- **OBJECTIVE**: Every line that holds the string "JSON" is to be identified and copied.

- **RECORDS SUPPLIED**:
====

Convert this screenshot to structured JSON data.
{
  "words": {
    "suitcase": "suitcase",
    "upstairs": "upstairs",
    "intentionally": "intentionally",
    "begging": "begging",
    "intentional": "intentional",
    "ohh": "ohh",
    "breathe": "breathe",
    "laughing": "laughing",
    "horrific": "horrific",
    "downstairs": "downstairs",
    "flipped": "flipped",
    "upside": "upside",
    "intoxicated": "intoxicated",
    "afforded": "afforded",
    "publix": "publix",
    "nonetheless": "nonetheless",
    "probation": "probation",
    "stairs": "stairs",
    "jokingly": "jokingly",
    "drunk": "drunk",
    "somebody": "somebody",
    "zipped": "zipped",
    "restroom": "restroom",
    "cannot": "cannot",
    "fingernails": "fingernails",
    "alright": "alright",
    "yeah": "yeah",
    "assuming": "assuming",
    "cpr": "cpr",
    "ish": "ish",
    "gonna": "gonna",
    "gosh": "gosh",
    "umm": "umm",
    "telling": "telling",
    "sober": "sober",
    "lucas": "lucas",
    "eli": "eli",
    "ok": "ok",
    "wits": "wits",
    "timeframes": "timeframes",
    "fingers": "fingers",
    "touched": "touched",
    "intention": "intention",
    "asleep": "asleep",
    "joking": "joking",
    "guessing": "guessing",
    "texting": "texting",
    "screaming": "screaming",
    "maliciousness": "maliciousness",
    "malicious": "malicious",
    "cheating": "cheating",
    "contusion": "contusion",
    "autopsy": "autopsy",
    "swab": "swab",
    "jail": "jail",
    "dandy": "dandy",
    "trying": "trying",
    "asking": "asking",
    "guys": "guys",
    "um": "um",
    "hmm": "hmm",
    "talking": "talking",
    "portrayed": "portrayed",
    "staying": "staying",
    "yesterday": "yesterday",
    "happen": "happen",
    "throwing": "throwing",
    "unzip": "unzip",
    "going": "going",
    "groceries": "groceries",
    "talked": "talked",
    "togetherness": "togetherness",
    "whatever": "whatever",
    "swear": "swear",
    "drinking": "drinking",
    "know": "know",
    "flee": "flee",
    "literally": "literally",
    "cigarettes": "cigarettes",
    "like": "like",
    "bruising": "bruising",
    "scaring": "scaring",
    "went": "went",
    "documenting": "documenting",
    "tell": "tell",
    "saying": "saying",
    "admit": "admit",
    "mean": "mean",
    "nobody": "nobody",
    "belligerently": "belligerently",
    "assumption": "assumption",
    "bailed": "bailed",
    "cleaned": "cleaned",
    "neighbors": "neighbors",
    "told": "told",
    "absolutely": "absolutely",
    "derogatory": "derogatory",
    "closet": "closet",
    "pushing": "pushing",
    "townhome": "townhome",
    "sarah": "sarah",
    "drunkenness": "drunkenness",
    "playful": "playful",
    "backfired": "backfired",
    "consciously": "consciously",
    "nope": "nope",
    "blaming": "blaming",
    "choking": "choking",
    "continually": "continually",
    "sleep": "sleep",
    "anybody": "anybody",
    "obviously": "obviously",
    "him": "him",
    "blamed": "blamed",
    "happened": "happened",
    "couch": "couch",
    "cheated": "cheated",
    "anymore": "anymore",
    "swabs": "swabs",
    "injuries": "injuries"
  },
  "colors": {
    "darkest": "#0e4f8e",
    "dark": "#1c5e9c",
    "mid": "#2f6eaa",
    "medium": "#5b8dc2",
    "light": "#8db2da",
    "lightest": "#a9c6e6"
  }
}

====

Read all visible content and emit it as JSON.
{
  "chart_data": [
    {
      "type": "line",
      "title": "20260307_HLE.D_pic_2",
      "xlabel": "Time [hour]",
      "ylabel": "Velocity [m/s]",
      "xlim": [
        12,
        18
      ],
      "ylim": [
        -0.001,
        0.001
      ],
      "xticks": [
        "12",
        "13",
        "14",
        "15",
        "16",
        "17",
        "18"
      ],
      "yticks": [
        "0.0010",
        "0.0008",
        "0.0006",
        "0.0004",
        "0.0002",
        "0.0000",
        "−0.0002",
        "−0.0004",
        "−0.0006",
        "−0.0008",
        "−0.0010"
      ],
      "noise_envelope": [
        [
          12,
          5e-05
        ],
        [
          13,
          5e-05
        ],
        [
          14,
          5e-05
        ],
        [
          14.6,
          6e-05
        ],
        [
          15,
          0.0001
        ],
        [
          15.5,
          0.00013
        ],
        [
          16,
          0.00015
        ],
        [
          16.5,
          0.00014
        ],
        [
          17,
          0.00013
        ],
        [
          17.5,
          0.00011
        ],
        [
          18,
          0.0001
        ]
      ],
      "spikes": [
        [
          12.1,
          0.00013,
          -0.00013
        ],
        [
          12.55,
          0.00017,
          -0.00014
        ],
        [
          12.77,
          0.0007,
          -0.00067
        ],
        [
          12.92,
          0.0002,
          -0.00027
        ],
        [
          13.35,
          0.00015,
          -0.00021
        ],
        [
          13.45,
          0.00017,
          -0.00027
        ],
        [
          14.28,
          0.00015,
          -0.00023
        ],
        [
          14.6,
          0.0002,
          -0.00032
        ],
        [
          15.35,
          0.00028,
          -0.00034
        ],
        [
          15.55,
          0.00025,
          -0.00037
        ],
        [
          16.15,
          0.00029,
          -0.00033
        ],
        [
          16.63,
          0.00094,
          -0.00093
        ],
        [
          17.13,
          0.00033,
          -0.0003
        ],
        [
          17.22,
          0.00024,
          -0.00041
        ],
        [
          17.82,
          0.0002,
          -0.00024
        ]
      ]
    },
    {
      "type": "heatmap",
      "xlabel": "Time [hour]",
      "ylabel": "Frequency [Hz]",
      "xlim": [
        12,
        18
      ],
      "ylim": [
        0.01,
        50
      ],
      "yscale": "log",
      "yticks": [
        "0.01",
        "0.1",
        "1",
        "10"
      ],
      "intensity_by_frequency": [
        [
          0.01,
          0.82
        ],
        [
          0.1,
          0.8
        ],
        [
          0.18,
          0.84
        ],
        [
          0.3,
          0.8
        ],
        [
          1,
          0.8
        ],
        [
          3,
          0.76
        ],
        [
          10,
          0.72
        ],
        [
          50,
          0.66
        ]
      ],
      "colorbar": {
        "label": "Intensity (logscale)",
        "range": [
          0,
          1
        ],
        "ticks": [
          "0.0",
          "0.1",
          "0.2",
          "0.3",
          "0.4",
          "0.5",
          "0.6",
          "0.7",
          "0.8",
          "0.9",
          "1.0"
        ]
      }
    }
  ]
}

====

- **SOLUTION TO THIS TASK**:
Convert this screenshot to structured JSON data.
Read all visible content and emit it as JSON.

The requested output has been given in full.